___ TASK INPUTS

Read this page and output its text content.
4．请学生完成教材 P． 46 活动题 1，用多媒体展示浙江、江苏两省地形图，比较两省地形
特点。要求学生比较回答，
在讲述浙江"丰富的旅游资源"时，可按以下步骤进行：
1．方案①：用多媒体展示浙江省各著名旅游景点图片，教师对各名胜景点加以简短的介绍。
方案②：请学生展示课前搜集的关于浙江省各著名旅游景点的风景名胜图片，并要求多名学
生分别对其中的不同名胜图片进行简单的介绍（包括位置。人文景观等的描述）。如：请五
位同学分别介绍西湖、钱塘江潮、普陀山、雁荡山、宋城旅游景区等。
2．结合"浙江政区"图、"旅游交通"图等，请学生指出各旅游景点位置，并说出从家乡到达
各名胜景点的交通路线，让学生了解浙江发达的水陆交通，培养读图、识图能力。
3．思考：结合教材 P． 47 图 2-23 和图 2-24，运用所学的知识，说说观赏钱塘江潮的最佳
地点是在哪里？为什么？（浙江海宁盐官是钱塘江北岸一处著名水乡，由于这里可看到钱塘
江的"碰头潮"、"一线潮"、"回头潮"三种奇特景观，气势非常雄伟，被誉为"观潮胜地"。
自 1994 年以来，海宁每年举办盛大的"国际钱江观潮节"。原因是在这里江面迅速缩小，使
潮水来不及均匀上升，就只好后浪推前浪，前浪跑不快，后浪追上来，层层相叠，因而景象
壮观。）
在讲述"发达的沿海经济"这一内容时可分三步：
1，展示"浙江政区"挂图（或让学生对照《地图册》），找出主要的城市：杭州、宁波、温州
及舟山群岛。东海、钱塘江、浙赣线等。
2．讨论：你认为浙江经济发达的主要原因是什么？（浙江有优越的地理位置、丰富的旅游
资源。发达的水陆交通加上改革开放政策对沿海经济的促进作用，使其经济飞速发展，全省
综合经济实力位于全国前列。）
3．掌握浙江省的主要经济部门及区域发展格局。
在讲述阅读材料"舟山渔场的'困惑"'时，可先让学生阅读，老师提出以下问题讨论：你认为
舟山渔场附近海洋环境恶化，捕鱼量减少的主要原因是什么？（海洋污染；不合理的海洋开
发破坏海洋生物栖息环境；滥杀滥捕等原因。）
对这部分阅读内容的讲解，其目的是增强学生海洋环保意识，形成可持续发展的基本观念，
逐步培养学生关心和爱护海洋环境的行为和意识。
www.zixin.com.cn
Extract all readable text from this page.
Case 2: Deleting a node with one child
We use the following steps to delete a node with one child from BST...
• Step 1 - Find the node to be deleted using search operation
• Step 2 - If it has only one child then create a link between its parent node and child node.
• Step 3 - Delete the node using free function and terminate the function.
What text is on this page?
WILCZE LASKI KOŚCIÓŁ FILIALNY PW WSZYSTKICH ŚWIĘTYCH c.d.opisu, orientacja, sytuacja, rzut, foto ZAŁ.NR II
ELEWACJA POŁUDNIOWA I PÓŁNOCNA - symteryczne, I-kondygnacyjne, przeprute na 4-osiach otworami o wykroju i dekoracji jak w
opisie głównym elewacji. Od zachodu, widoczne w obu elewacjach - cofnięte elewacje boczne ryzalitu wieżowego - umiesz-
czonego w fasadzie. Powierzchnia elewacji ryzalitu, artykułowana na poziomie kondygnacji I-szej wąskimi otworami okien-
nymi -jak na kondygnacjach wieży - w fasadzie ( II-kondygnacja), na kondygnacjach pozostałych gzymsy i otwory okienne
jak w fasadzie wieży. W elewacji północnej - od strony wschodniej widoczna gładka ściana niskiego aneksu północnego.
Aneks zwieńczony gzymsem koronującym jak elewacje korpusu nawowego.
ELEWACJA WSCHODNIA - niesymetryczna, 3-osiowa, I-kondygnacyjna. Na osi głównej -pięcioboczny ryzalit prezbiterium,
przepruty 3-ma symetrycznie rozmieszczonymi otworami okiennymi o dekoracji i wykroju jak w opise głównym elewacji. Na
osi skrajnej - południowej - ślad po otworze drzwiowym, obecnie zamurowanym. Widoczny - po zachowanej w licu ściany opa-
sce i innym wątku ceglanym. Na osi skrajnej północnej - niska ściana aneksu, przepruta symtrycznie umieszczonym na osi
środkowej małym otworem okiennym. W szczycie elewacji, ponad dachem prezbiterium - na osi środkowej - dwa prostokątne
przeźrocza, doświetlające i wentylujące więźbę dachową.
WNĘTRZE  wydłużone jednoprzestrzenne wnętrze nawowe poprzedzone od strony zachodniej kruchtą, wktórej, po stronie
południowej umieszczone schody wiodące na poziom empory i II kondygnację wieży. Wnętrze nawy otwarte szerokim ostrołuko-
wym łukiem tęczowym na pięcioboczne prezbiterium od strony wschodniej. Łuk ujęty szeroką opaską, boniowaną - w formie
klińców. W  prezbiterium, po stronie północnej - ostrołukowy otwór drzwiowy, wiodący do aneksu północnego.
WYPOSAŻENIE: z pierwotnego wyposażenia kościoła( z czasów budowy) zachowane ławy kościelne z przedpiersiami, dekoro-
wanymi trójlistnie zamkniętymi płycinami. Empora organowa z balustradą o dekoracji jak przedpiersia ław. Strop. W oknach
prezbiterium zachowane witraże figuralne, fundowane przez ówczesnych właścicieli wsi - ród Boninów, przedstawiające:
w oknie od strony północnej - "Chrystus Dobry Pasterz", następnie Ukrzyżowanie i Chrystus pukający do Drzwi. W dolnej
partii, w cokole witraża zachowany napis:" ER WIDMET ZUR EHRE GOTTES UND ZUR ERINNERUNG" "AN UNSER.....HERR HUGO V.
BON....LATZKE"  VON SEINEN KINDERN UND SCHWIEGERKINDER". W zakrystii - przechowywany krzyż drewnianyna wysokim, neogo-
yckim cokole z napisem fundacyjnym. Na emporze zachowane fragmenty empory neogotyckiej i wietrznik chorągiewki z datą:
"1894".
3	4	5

______

Look through the lines above and collect those with the word "using".

• Step 1 - Find the node to be deleted using search operation
• Step 3 - Delete the node using free function and terminate the function.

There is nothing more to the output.